[Begin EXTRACTED ENTRIES]

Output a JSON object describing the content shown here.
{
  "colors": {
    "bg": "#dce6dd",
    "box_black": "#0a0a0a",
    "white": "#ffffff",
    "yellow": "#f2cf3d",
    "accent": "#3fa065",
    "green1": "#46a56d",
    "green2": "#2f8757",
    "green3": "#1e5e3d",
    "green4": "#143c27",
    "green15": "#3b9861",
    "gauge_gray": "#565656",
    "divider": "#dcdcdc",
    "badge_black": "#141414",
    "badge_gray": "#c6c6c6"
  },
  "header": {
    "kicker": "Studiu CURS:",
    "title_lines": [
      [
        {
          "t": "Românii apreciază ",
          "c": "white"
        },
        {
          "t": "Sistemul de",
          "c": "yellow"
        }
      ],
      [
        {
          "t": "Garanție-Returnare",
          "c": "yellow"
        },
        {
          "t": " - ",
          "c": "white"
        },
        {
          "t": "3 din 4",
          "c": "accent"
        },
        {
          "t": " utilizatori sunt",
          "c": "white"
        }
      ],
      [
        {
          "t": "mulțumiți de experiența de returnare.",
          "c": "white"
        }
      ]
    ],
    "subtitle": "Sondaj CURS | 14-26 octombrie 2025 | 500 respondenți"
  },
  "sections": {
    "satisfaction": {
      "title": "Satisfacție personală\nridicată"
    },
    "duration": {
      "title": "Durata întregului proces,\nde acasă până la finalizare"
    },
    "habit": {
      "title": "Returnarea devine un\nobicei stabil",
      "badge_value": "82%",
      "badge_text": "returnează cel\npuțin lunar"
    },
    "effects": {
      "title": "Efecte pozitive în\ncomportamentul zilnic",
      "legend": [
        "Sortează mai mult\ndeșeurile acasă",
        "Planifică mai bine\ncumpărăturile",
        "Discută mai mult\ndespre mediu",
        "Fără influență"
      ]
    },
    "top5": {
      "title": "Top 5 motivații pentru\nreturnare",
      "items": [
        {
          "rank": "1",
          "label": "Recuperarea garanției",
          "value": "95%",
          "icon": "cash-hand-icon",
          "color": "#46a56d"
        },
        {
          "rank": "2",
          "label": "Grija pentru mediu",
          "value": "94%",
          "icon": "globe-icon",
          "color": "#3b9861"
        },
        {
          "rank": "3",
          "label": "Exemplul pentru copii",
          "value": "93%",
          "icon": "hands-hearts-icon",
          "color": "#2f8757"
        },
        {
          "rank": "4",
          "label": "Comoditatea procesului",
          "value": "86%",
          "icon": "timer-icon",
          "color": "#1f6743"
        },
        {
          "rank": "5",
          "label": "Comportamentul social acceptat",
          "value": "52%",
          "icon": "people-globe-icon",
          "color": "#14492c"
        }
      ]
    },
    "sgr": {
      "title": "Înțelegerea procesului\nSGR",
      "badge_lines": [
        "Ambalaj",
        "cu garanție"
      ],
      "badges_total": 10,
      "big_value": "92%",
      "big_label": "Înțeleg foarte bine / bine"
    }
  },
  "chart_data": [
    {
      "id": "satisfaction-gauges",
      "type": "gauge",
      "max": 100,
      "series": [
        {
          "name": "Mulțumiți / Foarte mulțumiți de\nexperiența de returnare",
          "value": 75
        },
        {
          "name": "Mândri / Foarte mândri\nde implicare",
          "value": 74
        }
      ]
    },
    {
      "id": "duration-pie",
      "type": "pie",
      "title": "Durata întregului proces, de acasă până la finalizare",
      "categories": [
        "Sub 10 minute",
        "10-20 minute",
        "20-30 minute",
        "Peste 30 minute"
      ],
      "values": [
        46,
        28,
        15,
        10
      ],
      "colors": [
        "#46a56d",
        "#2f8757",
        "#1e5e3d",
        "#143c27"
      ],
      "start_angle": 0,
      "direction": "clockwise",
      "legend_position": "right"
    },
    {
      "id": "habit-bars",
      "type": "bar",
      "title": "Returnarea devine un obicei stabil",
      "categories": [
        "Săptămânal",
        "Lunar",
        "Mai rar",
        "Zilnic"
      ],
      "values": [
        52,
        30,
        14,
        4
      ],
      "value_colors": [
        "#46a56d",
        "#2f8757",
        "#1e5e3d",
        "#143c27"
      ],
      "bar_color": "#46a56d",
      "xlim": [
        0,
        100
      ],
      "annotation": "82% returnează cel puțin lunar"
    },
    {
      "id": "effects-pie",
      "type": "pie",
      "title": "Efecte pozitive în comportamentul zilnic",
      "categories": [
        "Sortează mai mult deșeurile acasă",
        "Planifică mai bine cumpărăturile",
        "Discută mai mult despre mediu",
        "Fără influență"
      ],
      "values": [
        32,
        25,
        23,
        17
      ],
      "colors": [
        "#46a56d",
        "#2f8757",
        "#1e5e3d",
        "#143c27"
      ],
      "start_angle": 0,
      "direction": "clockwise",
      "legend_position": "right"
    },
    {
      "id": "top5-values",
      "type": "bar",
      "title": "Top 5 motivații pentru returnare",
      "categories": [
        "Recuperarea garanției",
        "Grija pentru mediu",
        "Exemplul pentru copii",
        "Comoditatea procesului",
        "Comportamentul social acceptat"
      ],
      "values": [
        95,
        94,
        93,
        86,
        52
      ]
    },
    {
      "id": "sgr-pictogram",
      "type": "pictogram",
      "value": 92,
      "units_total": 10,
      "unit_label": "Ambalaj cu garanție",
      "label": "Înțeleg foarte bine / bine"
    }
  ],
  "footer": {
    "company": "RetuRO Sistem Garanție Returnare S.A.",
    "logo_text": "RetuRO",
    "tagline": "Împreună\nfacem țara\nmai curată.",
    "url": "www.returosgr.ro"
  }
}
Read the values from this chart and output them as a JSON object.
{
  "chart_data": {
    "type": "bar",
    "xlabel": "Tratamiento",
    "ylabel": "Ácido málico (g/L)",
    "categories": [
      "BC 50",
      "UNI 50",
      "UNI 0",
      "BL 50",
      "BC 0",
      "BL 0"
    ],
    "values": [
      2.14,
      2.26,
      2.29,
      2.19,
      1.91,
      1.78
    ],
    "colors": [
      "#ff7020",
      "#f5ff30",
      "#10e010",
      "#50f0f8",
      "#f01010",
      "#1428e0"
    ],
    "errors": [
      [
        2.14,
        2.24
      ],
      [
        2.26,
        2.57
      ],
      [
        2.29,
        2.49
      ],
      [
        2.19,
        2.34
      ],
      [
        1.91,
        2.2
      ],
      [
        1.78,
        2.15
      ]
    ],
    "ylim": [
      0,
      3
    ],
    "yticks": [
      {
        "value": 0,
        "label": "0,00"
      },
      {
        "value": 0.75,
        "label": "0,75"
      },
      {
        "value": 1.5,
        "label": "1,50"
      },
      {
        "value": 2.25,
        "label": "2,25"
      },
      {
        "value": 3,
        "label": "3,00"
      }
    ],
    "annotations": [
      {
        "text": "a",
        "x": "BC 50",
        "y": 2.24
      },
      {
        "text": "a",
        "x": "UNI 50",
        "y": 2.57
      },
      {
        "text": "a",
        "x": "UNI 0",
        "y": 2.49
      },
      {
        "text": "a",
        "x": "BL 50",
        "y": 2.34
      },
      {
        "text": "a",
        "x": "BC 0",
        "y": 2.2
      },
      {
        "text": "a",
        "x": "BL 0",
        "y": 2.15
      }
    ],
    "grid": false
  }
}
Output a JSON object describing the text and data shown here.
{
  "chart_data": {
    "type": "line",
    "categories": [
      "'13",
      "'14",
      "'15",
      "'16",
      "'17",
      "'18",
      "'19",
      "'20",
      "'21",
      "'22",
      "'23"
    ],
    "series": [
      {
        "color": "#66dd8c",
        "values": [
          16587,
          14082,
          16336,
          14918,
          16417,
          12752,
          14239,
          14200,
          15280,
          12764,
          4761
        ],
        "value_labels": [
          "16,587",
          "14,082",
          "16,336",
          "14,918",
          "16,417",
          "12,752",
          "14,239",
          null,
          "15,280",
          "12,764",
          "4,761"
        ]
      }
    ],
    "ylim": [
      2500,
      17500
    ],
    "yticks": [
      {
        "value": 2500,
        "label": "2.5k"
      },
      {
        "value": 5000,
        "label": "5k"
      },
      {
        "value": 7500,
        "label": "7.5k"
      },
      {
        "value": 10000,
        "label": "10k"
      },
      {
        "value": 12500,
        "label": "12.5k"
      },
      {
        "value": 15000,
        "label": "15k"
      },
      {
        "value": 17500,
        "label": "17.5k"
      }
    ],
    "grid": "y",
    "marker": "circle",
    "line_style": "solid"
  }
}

[End EXTRACTED ENTRIES]

Which lines hold the word "Exemplul"? Copy each of them from the records.

CORRECT OUTPUT →
          "label": "Exemplul pentru copii",
        "Exemplul pentru copii",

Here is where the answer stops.